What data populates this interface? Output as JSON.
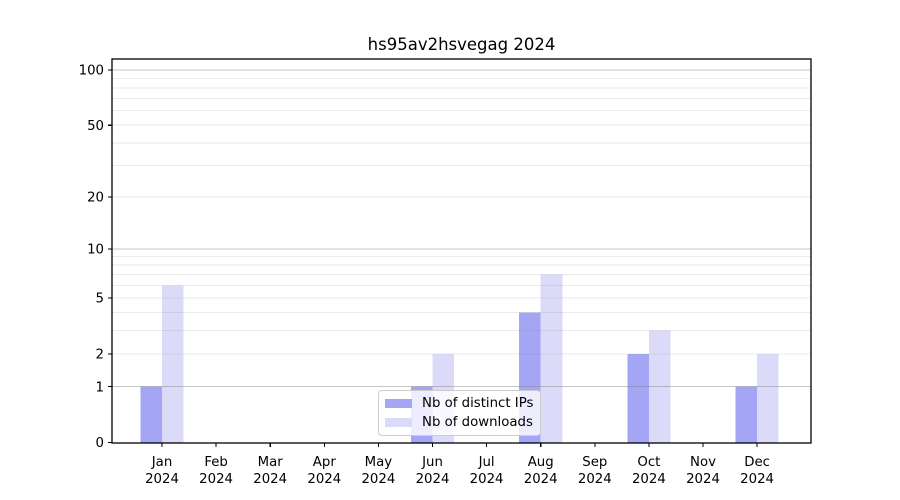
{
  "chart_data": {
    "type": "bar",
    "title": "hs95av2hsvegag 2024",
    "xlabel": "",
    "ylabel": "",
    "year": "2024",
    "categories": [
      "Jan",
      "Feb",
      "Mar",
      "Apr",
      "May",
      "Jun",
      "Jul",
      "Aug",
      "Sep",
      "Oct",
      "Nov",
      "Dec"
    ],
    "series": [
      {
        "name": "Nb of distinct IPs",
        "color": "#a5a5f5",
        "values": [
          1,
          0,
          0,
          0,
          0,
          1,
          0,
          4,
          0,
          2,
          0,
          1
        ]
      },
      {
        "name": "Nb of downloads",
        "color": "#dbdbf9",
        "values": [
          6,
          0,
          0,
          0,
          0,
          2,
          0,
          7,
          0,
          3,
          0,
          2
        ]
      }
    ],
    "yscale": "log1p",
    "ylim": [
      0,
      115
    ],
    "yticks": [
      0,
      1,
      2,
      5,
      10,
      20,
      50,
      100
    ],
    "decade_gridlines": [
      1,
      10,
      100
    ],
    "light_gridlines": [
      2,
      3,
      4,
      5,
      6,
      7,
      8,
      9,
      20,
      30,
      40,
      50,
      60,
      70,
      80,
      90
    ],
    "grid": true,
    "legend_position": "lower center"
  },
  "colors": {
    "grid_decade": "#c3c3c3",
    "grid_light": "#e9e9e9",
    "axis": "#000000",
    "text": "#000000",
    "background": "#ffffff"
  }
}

● ● ● ●

**WORK REQUIRED**
From the entries above, pull out each line that includes "name".

**ANSWER TO THE TASK**
        "name": "Nb of distinct IPs",
        "name": "Nb of downloads",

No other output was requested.